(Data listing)
○ ○ ○

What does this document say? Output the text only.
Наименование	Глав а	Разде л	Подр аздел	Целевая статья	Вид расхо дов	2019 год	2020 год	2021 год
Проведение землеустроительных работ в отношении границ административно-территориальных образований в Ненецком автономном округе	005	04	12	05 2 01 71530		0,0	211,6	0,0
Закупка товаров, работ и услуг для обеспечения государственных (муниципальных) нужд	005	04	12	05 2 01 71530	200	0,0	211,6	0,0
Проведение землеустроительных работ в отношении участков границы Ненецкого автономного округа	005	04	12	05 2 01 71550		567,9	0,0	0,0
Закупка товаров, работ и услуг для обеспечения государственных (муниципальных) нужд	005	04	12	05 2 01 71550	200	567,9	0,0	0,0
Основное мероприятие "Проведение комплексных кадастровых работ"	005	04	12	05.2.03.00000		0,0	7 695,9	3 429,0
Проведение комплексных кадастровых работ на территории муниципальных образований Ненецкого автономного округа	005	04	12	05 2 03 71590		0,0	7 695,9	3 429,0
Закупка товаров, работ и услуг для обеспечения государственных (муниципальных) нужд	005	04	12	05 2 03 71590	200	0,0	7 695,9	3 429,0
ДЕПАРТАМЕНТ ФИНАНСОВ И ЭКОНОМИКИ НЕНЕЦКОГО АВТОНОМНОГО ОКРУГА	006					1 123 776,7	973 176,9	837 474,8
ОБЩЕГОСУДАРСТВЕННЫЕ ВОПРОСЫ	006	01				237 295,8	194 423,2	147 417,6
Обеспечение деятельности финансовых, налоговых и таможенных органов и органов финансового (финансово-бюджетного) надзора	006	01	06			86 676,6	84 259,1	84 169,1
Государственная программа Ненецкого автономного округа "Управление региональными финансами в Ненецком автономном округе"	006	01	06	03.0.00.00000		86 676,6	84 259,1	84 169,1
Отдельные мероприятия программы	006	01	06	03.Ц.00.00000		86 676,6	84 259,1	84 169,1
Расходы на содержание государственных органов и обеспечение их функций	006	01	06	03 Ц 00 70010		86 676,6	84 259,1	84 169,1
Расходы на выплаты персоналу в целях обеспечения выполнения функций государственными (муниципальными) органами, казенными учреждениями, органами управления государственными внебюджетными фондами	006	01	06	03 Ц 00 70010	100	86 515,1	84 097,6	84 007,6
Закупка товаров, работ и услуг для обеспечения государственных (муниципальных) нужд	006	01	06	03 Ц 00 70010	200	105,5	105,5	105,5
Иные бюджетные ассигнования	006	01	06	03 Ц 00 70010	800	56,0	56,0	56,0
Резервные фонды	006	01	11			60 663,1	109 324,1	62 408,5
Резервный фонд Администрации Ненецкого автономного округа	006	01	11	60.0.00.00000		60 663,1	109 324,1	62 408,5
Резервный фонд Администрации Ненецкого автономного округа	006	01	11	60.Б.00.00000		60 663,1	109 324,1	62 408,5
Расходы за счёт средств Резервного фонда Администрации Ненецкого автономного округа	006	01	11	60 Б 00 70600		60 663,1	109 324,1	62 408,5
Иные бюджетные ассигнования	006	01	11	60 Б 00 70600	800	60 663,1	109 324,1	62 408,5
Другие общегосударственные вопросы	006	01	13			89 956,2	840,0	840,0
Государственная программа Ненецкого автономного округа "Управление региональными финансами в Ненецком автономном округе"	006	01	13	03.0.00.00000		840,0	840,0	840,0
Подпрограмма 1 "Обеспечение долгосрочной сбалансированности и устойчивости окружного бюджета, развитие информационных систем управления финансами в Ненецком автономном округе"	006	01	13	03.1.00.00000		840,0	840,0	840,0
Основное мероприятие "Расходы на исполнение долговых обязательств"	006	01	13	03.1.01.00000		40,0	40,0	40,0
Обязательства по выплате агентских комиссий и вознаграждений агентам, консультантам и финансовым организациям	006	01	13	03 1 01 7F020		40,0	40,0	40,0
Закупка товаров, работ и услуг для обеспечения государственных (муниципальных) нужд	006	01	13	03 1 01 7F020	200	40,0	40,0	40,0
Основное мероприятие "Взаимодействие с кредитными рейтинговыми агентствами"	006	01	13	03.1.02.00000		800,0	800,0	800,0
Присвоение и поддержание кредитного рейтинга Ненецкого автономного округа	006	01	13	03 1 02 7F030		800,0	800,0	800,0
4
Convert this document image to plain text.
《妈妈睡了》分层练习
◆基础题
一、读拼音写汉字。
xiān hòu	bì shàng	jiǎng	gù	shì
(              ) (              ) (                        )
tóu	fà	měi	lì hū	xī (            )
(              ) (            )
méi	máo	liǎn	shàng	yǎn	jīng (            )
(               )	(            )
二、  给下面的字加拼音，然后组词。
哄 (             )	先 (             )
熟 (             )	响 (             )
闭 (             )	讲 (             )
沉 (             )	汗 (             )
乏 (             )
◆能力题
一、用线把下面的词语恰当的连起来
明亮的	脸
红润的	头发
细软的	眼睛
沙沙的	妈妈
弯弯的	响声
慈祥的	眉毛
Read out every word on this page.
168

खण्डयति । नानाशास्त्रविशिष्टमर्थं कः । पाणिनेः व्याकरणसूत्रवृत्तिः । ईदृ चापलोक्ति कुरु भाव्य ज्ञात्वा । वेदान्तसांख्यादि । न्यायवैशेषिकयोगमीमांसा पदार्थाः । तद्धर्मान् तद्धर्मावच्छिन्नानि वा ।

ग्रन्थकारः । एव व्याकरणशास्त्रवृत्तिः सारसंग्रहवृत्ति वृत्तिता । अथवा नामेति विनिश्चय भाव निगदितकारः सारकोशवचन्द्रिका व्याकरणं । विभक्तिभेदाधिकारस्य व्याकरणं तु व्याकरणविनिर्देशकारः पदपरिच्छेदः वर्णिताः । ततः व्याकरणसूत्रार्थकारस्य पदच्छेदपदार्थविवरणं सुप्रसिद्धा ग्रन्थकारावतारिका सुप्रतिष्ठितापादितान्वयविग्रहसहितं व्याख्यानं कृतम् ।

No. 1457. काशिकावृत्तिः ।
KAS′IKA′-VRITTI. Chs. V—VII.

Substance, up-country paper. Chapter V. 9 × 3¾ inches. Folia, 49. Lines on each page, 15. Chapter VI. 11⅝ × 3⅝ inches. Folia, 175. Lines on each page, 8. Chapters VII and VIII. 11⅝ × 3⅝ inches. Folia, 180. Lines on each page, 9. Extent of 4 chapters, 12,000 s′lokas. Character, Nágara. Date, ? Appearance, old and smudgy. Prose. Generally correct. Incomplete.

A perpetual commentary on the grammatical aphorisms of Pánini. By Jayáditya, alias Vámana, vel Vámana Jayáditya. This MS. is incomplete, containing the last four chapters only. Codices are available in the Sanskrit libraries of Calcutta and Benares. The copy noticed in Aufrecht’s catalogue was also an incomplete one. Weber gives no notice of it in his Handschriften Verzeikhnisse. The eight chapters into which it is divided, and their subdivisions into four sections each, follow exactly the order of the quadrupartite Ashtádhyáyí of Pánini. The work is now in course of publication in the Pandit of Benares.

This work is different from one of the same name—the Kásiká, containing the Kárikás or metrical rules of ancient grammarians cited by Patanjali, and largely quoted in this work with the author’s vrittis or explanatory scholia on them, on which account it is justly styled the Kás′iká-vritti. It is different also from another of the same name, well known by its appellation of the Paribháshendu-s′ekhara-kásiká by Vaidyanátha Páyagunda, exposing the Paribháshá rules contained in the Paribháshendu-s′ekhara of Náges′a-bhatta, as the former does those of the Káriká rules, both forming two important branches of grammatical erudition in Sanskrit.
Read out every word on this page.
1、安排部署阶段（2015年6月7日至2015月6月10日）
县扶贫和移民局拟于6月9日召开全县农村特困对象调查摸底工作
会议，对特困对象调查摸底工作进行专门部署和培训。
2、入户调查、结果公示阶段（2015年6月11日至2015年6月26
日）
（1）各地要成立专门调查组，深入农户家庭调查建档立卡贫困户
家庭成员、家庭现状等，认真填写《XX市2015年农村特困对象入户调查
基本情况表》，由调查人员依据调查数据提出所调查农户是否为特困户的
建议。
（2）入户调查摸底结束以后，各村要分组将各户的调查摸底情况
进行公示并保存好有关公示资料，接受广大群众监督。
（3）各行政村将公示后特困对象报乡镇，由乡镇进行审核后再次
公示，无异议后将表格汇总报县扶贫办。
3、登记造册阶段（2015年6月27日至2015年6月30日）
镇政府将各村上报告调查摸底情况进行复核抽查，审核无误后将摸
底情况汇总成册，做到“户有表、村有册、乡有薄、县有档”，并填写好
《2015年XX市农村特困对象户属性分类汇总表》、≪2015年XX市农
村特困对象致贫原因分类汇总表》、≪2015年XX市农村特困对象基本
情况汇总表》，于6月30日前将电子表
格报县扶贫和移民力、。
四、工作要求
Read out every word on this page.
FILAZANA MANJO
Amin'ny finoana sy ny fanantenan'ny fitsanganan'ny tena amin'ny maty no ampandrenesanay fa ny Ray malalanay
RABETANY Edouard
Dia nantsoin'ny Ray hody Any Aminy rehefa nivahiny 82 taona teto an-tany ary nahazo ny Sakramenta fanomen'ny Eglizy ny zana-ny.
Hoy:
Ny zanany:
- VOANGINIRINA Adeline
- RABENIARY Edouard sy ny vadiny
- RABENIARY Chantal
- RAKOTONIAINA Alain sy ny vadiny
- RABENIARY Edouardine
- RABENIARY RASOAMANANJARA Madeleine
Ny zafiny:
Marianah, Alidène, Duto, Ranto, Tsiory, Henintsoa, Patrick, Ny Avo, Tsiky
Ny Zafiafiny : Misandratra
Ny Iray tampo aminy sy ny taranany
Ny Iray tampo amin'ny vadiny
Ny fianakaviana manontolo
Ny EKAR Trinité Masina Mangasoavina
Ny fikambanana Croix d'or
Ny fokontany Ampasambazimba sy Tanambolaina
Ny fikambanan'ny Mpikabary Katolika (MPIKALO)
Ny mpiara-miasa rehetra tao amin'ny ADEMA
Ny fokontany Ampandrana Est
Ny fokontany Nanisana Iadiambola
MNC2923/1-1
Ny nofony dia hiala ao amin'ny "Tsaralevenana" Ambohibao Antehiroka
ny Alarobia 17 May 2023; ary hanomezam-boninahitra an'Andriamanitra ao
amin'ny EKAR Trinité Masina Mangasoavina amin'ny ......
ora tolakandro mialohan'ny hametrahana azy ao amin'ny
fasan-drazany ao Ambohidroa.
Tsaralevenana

○ ○ ○

Write out every line of the entries that holds the word "Администрации".

Резервный фонд Администрации Ненецкого автономного округа	006	01	11	60.0.00.00000		60 663,1	109 324,1	62 408,5
Резервный фонд Администрации Ненецкого автономного округа	006	01	11	60.Б.00.00000		60 663,1	109 324,1	62 408,5
Расходы за счёт средств Резервного фонда Администрации Ненецкого автономного округа	006	01	11	60 Б 00 70600		60 663,1	109 324,1	62 408,5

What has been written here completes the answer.